[Collected data]
**********
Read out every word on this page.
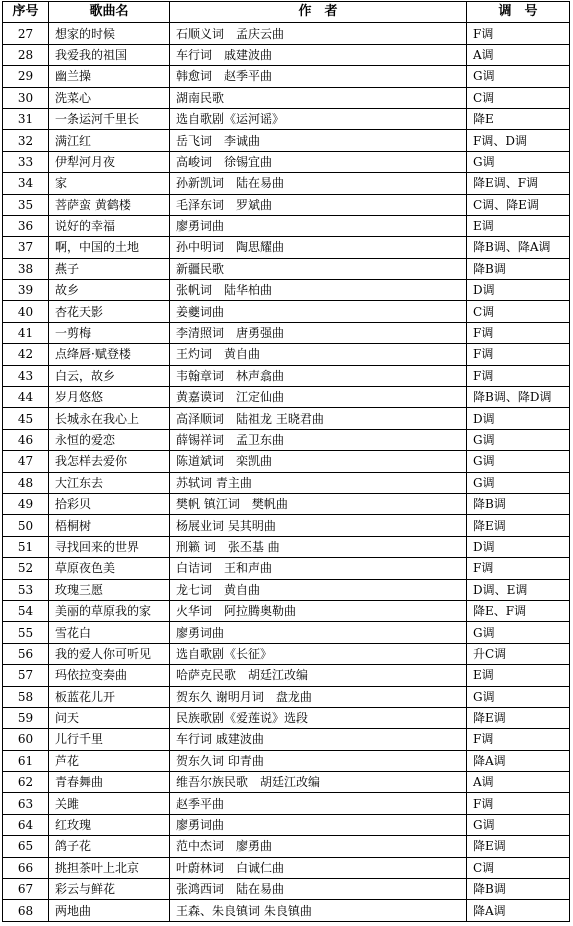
序号	歌曲名	作　者	调　号
27	想家的时候	石顺义词　孟庆云曲	F调
28	我爱我的祖国	车行词　戚建波曲	A调
29	幽兰操	韩愈词　赵季平曲	G调
30	洗菜心	湖南民歌	C调
31	一条运河千里长	选自歌剧《运河谣》	降E
32	满江红	岳飞词　李诚曲	F调、D调
33	伊犁河月夜	高峻词　徐锡宜曲	G调
34	家	孙新凯词　陆在易曲	降E调、F调
35	菩萨蛮 黄鹤楼	毛泽东词　罗斌曲	C调、降E调
36	说好的幸福	廖勇词曲	E调
37	啊，中国的土地	孙中明词　陶思耀曲	降B调、降A调
38	燕子	新疆民歌	降B调
39	故乡	张帆词　陆华柏曲	D调
40	杏花天影	姜夔词曲	C调
41	一剪梅	李清照词　唐勇强曲	F调
42	点绛唇·赋登楼	王灼词　黄自曲	F调
43	白云，故乡	韦翰章词　林声翕曲	F调
44	岁月悠悠	黄嘉谟词　江定仙曲	降B调、降D调
45	长城永在我心上	高泽顺词　陆祖龙 王晓君曲	D调
46	永恒的爱恋	薛锡祥词　孟卫东曲	G调
47	我怎样去爱你	陈道斌词　栾凯曲	G调
48	大江东去	苏轼词 青主曲	G调
49	拾彩贝	樊帆 镇江词　樊帆曲	降B调
50	梧桐树	杨展业词 吴其明曲	降E调
51	寻找回来的世界	刑籁 词　张丕基 曲	D调
52	草原夜色美	白诘词　王和声曲	F调
53	玫瑰三愿	龙七词　黄自曲	D调、E调
54	美丽的草原我的家	火华词　阿拉腾奥勒曲	降E、F调
55	雪花白	廖勇词曲	G调
56	我的爱人你可听见	选自歌剧《长征》	升C调
57	玛依拉变奏曲	哈萨克民歌　胡廷江改编	E调
58	板蓝花儿开	贺东久 谢明月词　盘龙曲	G调
59	问天	民族歌剧《爱莲说》选段	降E调
60	儿行千里	车行词 戚建波曲	F调
61	芦花	贺东久词 印青曲	降A调
62	青春舞曲	维吾尔族民歌　胡廷江改编	A调
63	关雎	赵季平曲	F调
64	红玫瑰	廖勇词曲	G调
65	鸽子花	范中杰词　廖勇曲	降E调
66	挑担茶叶上北京	叶蔚林词　白诚仁曲	C调
67	彩云与鲜花	张鸿西词　陆在易曲	降B调
68	两地曲	王森、朱良镇词 朱良镇曲	降A调
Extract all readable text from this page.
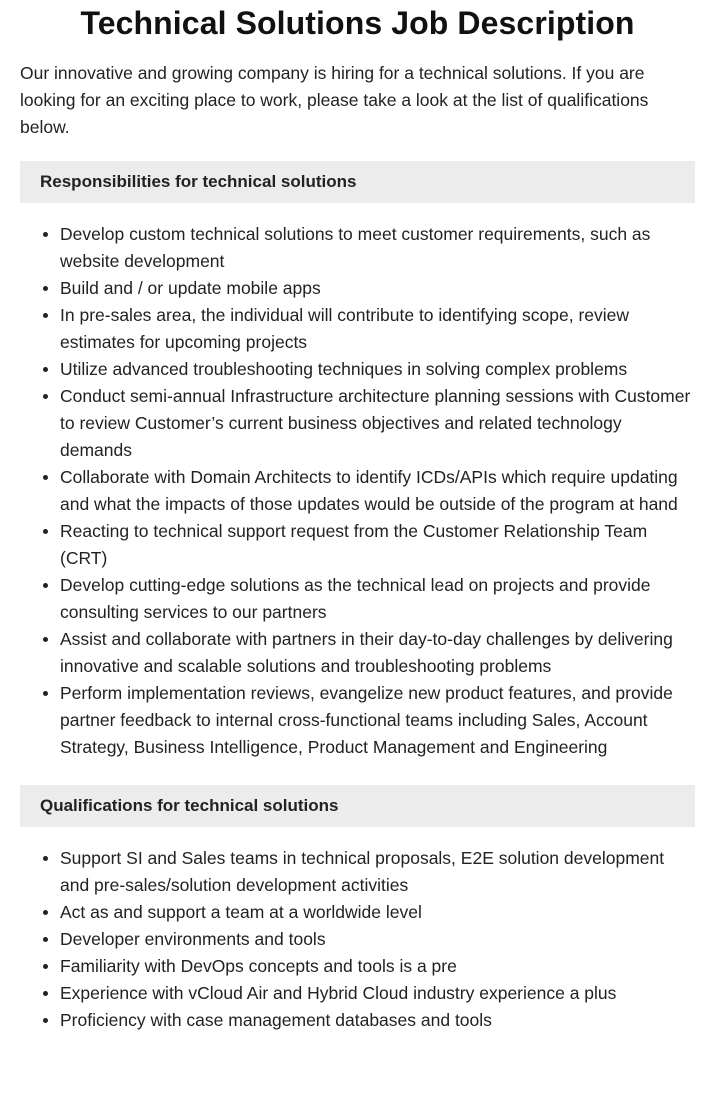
Technical Solutions Job Description

Our innovative and growing company is hiring for a technical solutions. If you are looking for an exciting place to work, please take a look at the list of qualifications below.

Responsibilities for technical solutions
Develop custom technical solutions to meet customer requirements, such as website development
Build and / or update mobile apps
In pre-sales area, the individual will contribute to identifying scope, review estimates for upcoming projects
Utilize advanced troubleshooting techniques in solving complex problems
Conduct semi-annual Infrastructure architecture planning sessions with Customer to review Customer’s current business objectives and related technology demands
Collaborate with Domain Architects to identify ICDs/APIs which require updating and what the impacts of those updates would be outside of the program at hand
Reacting to technical support request from the Customer Relationship Team (CRT)
Develop cutting-edge solutions as the technical lead on projects and provide consulting services to our partners
Assist and collaborate with partners in their day-to-day challenges by delivering innovative and scalable solutions and troubleshooting problems
Perform implementation reviews, evangelize new product features, and provide partner feedback to internal cross-functional teams including Sales, Account Strategy, Business Intelligence, Product Management and Engineering
Qualifications for technical solutions
Support SI and Sales teams in technical proposals, E2E solution development and pre-sales/solution development activities
Act as and support a team at a worldwide level
Developer environments and tools
Familiarity with DevOps concepts and tools is a pre
Experience with vCloud Air and Hybrid Cloud industry experience a plus
Proficiency with case management databases and tools
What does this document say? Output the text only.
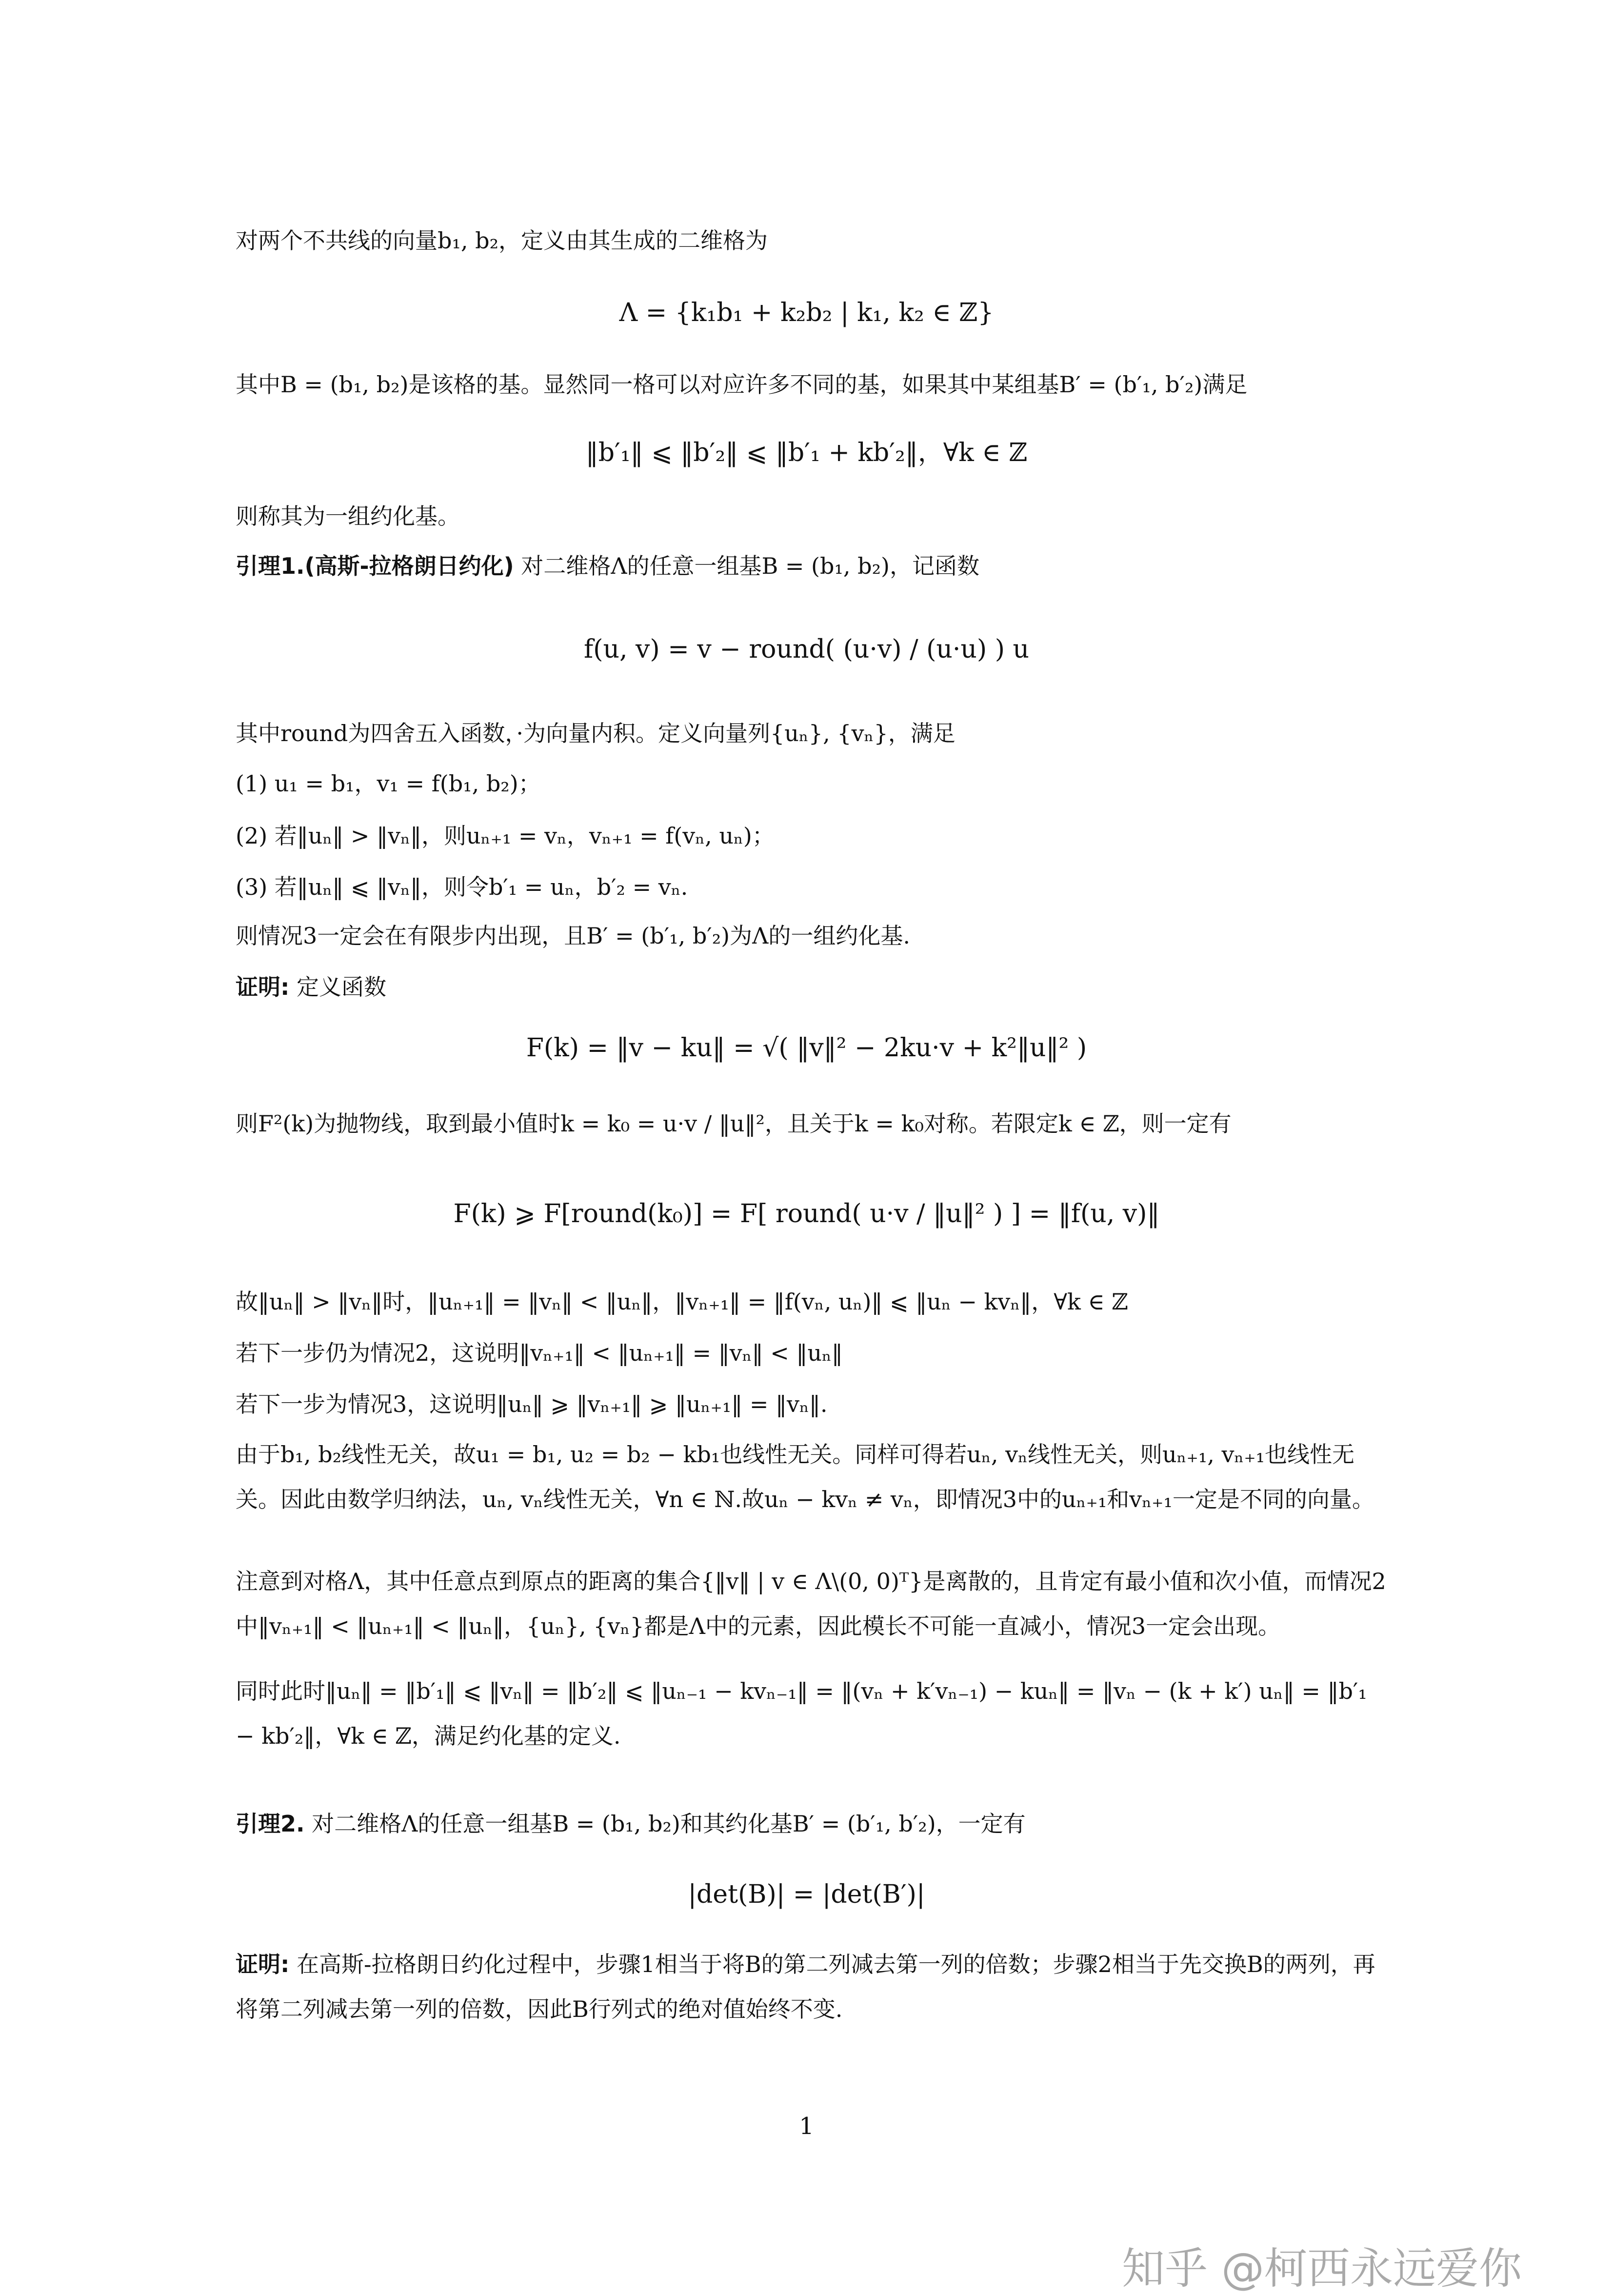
对两个不共线的向量b₁, b₂，定义由其生成的二维格为
Λ = {k₁b₁ + k₂b₂ | k₁, k₂ ∈ ℤ}
其中B = (b₁, b₂)是该格的基。显然同一格可以对应许多不同的基，如果其中某组基B′ = (b′₁, b′₂)满足
‖b′₁‖ ⩽ ‖b′₂‖ ⩽ ‖b′₁ + kb′₂‖，∀k ∈ ℤ
则称其为一组约化基。
引理1.(高斯-拉格朗日约化) 对二维格Λ的任意一组基B = (b₁, b₂)，记函数
f(u, v) = v − round( (u·v) / (u·u) ) u
其中round为四舍五入函数，·为向量内积。定义向量列{uₙ}, {vₙ}，满足
(1) u₁ = b₁，v₁ = f(b₁, b₂)；
(2) 若‖uₙ‖ > ‖vₙ‖，则uₙ₊₁ = vₙ，vₙ₊₁ = f(vₙ, uₙ)；
(3) 若‖uₙ‖ ⩽ ‖vₙ‖，则令b′₁ = uₙ，b′₂ = vₙ.
则情况3一定会在有限步内出现，且B′ = (b′₁, b′₂)为Λ的一组约化基.
证明: 定义函数
F(k) = ‖v − ku‖ = √( ‖v‖² − 2ku·v + k²‖u‖² )
则F²(k)为抛物线，取到最小值时k = k₀ = u·v / ‖u‖²，且关于k = k₀对称。若限定k ∈ ℤ，则一定有
F(k) ⩾ F[round(k₀)] = F[ round( u·v / ‖u‖² ) ] = ‖f(u, v)‖
故‖uₙ‖ > ‖vₙ‖时，‖uₙ₊₁‖ = ‖vₙ‖ < ‖uₙ‖，‖vₙ₊₁‖ = ‖f(vₙ, uₙ)‖ ⩽ ‖uₙ − kvₙ‖，∀k ∈ ℤ
若下一步仍为情况2，这说明‖vₙ₊₁‖ < ‖uₙ₊₁‖ = ‖vₙ‖ < ‖uₙ‖
若下一步为情况3，这说明‖uₙ‖ ⩾ ‖vₙ₊₁‖ ⩾ ‖uₙ₊₁‖ = ‖vₙ‖.
由于b₁, b₂线性无关，故u₁ = b₁, u₂ = b₂ − kb₁也线性无关。同样可得若uₙ, vₙ线性无关，则uₙ₊₁, vₙ₊₁也线性无关。因此由数学归纳法，uₙ, vₙ线性无关，∀n ∈ ℕ.故uₙ − kvₙ ≠ vₙ，即情况3中的uₙ₊₁和vₙ₊₁一定是不同的向量。
注意到对格Λ，其中任意点到原点的距离的集合{‖v‖ | v ∈ Λ\(0, 0)ᵀ}是离散的，且肯定有最小值和次小值，而情况2中‖vₙ₊₁‖ < ‖uₙ₊₁‖ < ‖uₙ‖，{uₙ}, {vₙ}都是Λ中的元素，因此模长不可能一直减小，情况3一定会出现。
同时此时‖uₙ‖ = ‖b′₁‖ ⩽ ‖vₙ‖ = ‖b′₂‖ ⩽ ‖uₙ₋₁ − kvₙ₋₁‖ = ‖(vₙ + k′vₙ₋₁) − kuₙ‖ = ‖vₙ − (k + k′) uₙ‖ = ‖b′₁ − kb′₂‖，∀k ∈ ℤ，满足约化基的定义.
引理2. 对二维格Λ的任意一组基B = (b₁, b₂)和其约化基B′ = (b′₁, b′₂)，一定有
|det(B)| = |det(B′)|
证明: 在高斯-拉格朗日约化过程中，步骤1相当于将B的第二列减去第一列的倍数；步骤2相当于先交换B的两列，再将第二列减去第一列的倍数，因此B行列式的绝对值始终不变.
1
知乎 @柯西永远爱你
**********
Pick out the lines above containing the word "戚建波曲", then copy them.

28	我爱我的祖国	车行词　戚建波曲	A调
60	儿行千里	车行词 戚建波曲	F调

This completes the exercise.